((

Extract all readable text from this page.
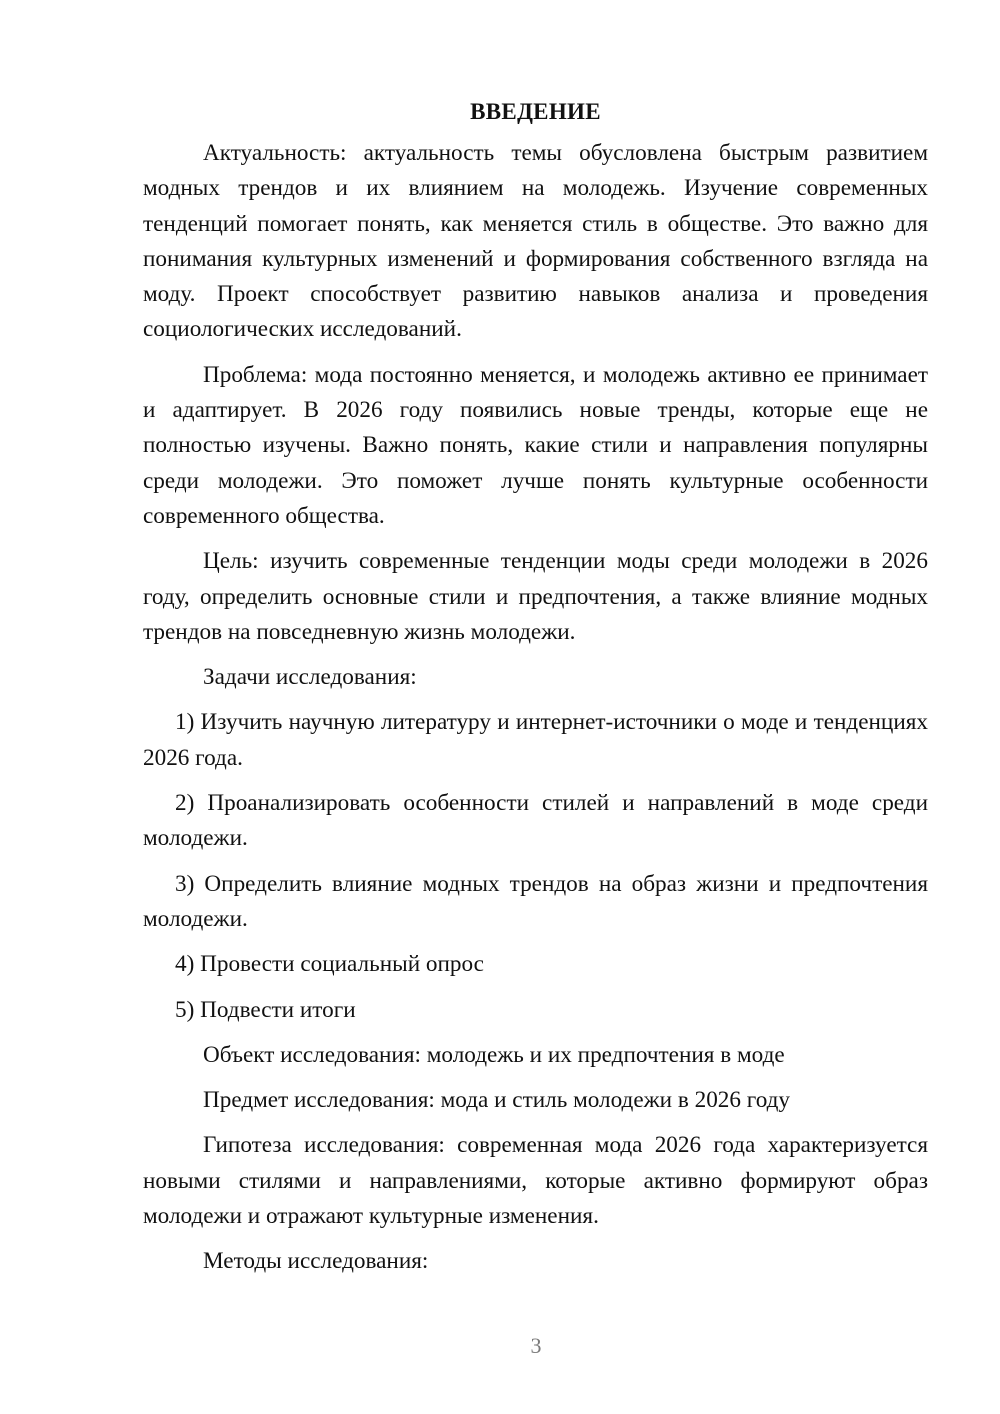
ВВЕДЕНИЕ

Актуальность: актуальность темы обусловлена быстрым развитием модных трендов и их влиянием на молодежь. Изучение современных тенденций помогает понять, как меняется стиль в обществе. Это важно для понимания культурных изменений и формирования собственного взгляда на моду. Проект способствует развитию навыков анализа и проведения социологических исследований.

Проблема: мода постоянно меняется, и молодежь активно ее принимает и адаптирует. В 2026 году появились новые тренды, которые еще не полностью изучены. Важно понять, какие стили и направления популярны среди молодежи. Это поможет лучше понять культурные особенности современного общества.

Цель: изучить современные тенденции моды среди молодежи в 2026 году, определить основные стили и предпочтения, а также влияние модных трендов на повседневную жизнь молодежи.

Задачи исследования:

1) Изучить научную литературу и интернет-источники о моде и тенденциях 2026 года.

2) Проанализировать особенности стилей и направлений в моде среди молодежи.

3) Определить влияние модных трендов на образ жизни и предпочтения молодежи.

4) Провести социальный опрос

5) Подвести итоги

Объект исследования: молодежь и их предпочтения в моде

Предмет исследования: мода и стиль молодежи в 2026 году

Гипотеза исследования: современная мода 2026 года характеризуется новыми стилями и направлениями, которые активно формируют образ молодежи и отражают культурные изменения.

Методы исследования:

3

))

* WHAT YOU WILL DO
Keep the pictures out of the copy and return the rest of the data above exactly.

* RESULT FOR THIS TASK
Extract all readable text from this page.
ВВЕДЕНИЕ

Актуальность: актуальность темы обусловлена быстрым развитием модных трендов и их влиянием на молодежь. Изучение современных тенденций помогает понять, как меняется стиль в обществе. Это важно для понимания культурных изменений и формирования собственного взгляда на моду. Проект способствует развитию навыков анализа и проведения социологических исследований.

Проблема: мода постоянно меняется, и молодежь активно ее принимает и адаптирует. В 2026 году появились новые тренды, которые еще не полностью изучены. Важно понять, какие стили и направления популярны среди молодежи. Это поможет лучше понять культурные особенности современного общества.

Цель: изучить современные тенденции моды среди молодежи в 2026 году, определить основные стили и предпочтения, а также влияние модных трендов на повседневную жизнь молодежи.

Задачи исследования:

1) Изучить научную литературу и интернет-источники о моде и тенденциях 2026 года.

2) Проанализировать особенности стилей и направлений в моде среди молодежи.

3) Определить влияние модных трендов на образ жизни и предпочтения молодежи.

4) Провести социальный опрос

5) Подвести итоги

Объект исследования: молодежь и их предпочтения в моде

Предмет исследования: мода и стиль молодежи в 2026 году

Гипотеза исследования: современная мода 2026 года характеризуется новыми стилями и направлениями, которые активно формируют образ молодежи и отражают культурные изменения.

Методы исследования:

3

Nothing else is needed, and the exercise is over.